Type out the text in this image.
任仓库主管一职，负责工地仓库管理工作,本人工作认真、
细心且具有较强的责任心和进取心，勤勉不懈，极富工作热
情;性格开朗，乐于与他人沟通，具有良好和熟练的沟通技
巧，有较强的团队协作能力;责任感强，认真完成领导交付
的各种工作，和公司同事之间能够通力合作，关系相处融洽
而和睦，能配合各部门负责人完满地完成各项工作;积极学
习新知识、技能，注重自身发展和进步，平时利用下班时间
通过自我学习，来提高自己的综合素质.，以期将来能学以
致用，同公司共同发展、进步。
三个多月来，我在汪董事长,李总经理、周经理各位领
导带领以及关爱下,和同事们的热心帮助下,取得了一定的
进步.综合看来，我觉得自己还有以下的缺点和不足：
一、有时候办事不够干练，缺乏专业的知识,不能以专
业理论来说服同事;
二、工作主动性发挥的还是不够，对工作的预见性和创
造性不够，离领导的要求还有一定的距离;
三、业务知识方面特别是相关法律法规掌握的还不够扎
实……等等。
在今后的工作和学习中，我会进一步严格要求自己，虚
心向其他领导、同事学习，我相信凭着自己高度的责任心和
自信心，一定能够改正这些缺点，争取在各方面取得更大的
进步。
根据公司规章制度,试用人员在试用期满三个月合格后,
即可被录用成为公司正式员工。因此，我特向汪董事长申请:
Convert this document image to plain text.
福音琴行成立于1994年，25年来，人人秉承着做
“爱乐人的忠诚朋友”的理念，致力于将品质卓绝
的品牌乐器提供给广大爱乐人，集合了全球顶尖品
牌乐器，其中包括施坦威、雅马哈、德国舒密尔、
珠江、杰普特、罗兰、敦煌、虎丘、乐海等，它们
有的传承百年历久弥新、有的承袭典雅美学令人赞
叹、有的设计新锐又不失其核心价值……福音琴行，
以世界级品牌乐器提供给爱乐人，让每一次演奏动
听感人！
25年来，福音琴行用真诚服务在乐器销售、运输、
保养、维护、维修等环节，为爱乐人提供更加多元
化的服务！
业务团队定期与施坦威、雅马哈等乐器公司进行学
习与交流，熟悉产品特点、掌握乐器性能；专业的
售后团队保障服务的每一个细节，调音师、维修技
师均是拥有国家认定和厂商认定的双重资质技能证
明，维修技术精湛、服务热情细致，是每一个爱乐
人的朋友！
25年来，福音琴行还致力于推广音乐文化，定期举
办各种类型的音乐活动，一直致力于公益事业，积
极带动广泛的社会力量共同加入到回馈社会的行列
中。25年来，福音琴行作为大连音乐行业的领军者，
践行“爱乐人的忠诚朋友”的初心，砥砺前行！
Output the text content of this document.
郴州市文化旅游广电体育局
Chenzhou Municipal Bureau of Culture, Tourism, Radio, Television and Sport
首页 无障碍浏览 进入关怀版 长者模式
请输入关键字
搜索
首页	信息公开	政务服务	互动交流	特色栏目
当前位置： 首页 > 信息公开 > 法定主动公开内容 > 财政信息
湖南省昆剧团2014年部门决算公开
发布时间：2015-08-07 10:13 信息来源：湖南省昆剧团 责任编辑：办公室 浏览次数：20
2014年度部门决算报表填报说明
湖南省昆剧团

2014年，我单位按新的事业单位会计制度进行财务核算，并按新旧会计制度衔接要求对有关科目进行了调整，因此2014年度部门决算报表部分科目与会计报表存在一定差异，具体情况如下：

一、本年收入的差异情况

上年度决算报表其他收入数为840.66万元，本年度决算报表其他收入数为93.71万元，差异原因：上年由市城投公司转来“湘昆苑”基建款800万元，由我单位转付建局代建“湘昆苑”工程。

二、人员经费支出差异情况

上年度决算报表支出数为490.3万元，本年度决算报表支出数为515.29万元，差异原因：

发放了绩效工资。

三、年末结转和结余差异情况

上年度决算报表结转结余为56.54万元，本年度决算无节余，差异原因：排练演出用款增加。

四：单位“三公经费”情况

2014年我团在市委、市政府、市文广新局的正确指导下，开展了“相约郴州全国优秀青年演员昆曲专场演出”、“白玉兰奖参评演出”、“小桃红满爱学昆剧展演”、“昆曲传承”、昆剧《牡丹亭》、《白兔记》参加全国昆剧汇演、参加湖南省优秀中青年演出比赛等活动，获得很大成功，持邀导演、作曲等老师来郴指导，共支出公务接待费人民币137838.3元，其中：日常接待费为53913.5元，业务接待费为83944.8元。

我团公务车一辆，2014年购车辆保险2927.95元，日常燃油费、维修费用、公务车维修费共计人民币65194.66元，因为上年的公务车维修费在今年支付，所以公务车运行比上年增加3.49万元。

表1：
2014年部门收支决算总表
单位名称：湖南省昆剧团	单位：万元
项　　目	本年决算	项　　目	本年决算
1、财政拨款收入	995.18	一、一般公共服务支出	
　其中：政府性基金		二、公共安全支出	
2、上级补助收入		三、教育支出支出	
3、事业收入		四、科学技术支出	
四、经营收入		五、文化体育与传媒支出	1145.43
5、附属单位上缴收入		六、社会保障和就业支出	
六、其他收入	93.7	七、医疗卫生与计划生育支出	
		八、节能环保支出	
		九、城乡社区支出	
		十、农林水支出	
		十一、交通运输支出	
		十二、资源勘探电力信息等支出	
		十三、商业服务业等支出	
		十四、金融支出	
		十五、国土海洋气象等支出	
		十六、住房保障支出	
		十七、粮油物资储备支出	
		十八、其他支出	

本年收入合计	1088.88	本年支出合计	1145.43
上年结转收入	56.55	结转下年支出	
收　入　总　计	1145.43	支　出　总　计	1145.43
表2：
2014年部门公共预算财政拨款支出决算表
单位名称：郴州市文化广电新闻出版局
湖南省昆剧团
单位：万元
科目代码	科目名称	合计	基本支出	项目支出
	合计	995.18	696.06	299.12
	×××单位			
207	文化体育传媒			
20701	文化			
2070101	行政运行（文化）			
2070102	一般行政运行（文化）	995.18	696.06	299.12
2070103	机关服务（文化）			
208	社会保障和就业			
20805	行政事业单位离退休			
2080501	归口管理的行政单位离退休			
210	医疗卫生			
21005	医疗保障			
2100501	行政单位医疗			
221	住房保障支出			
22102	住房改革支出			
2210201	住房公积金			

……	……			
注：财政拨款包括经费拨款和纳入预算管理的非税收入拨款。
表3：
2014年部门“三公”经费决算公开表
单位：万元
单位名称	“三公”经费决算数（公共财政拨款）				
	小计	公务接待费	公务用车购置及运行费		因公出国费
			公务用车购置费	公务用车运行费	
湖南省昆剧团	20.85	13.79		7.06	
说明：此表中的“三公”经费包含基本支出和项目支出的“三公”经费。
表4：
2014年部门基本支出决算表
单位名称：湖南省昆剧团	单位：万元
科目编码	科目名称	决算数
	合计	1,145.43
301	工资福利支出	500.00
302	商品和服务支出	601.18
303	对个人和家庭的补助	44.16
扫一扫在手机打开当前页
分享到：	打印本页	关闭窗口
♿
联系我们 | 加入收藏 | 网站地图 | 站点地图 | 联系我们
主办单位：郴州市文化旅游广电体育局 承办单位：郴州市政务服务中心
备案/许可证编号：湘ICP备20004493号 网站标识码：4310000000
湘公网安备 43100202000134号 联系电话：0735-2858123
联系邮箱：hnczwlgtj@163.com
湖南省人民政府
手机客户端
§
Job: Please reproduce every line of the material word for word.

Full solution:
Type out the text in this image.
任仓库主管一职，负责工地仓库管理工作,本人工作认真、
细心且具有较强的责任心和进取心，勤勉不懈，极富工作热
情;性格开朗，乐于与他人沟通，具有良好和熟练的沟通技
巧，有较强的团队协作能力;责任感强，认真完成领导交付
的各种工作，和公司同事之间能够通力合作，关系相处融洽
而和睦，能配合各部门负责人完满地完成各项工作;积极学
习新知识、技能，注重自身发展和进步，平时利用下班时间
通过自我学习，来提高自己的综合素质.，以期将来能学以
致用，同公司共同发展、进步。
三个多月来，我在汪董事长,李总经理、周经理各位领
导带领以及关爱下,和同事们的热心帮助下,取得了一定的
进步.综合看来，我觉得自己还有以下的缺点和不足：
一、有时候办事不够干练，缺乏专业的知识,不能以专
业理论来说服同事;
二、工作主动性发挥的还是不够，对工作的预见性和创
造性不够，离领导的要求还有一定的距离;
三、业务知识方面特别是相关法律法规掌握的还不够扎
实……等等。
在今后的工作和学习中，我会进一步严格要求自己，虚
心向其他领导、同事学习，我相信凭着自己高度的责任心和
自信心，一定能够改正这些缺点，争取在各方面取得更大的
进步。
根据公司规章制度,试用人员在试用期满三个月合格后,
即可被录用成为公司正式员工。因此，我特向汪董事长申请:
Convert this document image to plain text.
福音琴行成立于1994年，25年来，人人秉承着做
“爱乐人的忠诚朋友”的理念，致力于将品质卓绝
的品牌乐器提供给广大爱乐人，集合了全球顶尖品
牌乐器，其中包括施坦威、雅马哈、德国舒密尔、
珠江、杰普特、罗兰、敦煌、虎丘、乐海等，它们
有的传承百年历久弥新、有的承袭典雅美学令人赞
叹、有的设计新锐又不失其核心价值……福音琴行，
以世界级品牌乐器提供给爱乐人，让每一次演奏动
听感人！
25年来，福音琴行用真诚服务在乐器销售、运输、
保养、维护、维修等环节，为爱乐人提供更加多元
化的服务！
业务团队定期与施坦威、雅马哈等乐器公司进行学
习与交流，熟悉产品特点、掌握乐器性能；专业的
售后团队保障服务的每一个细节，调音师、维修技
师均是拥有国家认定和厂商认定的双重资质技能证
明，维修技术精湛、服务热情细致，是每一个爱乐
人的朋友！
25年来，福音琴行还致力于推广音乐文化，定期举
办各种类型的音乐活动，一直致力于公益事业，积
极带动广泛的社会力量共同加入到回馈社会的行列
中。25年来，福音琴行作为大连音乐行业的领军者，
践行“爱乐人的忠诚朋友”的初心，砥砺前行！
Output the text content of this document.
郴州市文化旅游广电体育局
Chenzhou Municipal Bureau of Culture, Tourism, Radio, Television and Sport
首页 无障碍浏览 进入关怀版 长者模式
请输入关键字
搜索
首页	信息公开	政务服务	互动交流	特色栏目
当前位置： 首页 > 信息公开 > 法定主动公开内容 > 财政信息
湖南省昆剧团2014年部门决算公开
发布时间：2015-08-07 10:13 信息来源：湖南省昆剧团 责任编辑：办公室 浏览次数：20
2014年度部门决算报表填报说明
湖南省昆剧团

2014年，我单位按新的事业单位会计制度进行财务核算，并按新旧会计制度衔接要求对有关科目进行了调整，因此2014年度部门决算报表部分科目与会计报表存在一定差异，具体情况如下：

一、本年收入的差异情况

上年度决算报表其他收入数为840.66万元，本年度决算报表其他收入数为93.71万元，差异原因：上年由市城投公司转来“湘昆苑”基建款800万元，由我单位转付建局代建“湘昆苑”工程。

二、人员经费支出差异情况

上年度决算报表支出数为490.3万元，本年度决算报表支出数为515.29万元，差异原因：

发放了绩效工资。

三、年末结转和结余差异情况

上年度决算报表结转结余为56.54万元，本年度决算无节余，差异原因：排练演出用款增加。

四：单位“三公经费”情况

2014年我团在市委、市政府、市文广新局的正确指导下，开展了“相约郴州全国优秀青年演员昆曲专场演出”、“白玉兰奖参评演出”、“小桃红满爱学昆剧展演”、“昆曲传承”、昆剧《牡丹亭》、《白兔记》参加全国昆剧汇演、参加湖南省优秀中青年演出比赛等活动，获得很大成功，持邀导演、作曲等老师来郴指导，共支出公务接待费人民币137838.3元，其中：日常接待费为53913.5元，业务接待费为83944.8元。

我团公务车一辆，2014年购车辆保险2927.95元，日常燃油费、维修费用、公务车维修费共计人民币65194.66元，因为上年的公务车维修费在今年支付，所以公务车运行比上年增加3.49万元。

表1：
2014年部门收支决算总表
单位名称：湖南省昆剧团	单位：万元
项　　目	本年决算	项　　目	本年决算
1、财政拨款收入	995.18	一、一般公共服务支出	
　其中：政府性基金		二、公共安全支出	
2、上级补助收入		三、教育支出支出	
3、事业收入		四、科学技术支出	
四、经营收入		五、文化体育与传媒支出	1145.43
5、附属单位上缴收入		六、社会保障和就业支出	
六、其他收入	93.7	七、医疗卫生与计划生育支出	
		八、节能环保支出	
		九、城乡社区支出	
		十、农林水支出	
		十一、交通运输支出	
		十二、资源勘探电力信息等支出	
		十三、商业服务业等支出	
		十四、金融支出	
		十五、国土海洋气象等支出	
		十六、住房保障支出	
		十七、粮油物资储备支出	
		十八、其他支出	

本年收入合计	1088.88	本年支出合计	1145.43
上年结转收入	56.55	结转下年支出	
收　入　总　计	1145.43	支　出　总　计	1145.43
表2：
2014年部门公共预算财政拨款支出决算表
单位名称：郴州市文化广电新闻出版局
湖南省昆剧团
单位：万元
科目代码	科目名称	合计	基本支出	项目支出
	合计	995.18	696.06	299.12
	×××单位			
207	文化体育传媒			
20701	文化			
2070101	行政运行（文化）			
2070102	一般行政运行（文化）	995.18	696.06	299.12
2070103	机关服务（文化）			
208	社会保障和就业			
20805	行政事业单位离退休			
2080501	归口管理的行政单位离退休			
210	医疗卫生			
21005	医疗保障			
2100501	行政单位医疗			
221	住房保障支出			
22102	住房改革支出			
2210201	住房公积金			

……	……			
注：财政拨款包括经费拨款和纳入预算管理的非税收入拨款。
表3：
2014年部门“三公”经费决算公开表
单位：万元
单位名称	“三公”经费决算数（公共财政拨款）				
	小计	公务接待费	公务用车购置及运行费		因公出国费
			公务用车购置费	公务用车运行费	
湖南省昆剧团	20.85	13.79		7.06	
说明：此表中的“三公”经费包含基本支出和项目支出的“三公”经费。
表4：
2014年部门基本支出决算表
单位名称：湖南省昆剧团	单位：万元
科目编码	科目名称	决算数
	合计	1,145.43
301	工资福利支出	500.00
302	商品和服务支出	601.18
303	对个人和家庭的补助	44.16
扫一扫在手机打开当前页
分享到：	打印本页	关闭窗口
♿
联系我们 | 加入收藏 | 网站地图 | 站点地图 | 联系我们
主办单位：郴州市文化旅游广电体育局 承办单位：郴州市政务服务中心
备案/许可证编号：湘ICP备20004493号 网站标识码：4310000000
湘公网安备 43100202000134号 联系电话：0735-2858123
联系邮箱：hnczwlgtj@163.com
湖南省人民政府
手机客户端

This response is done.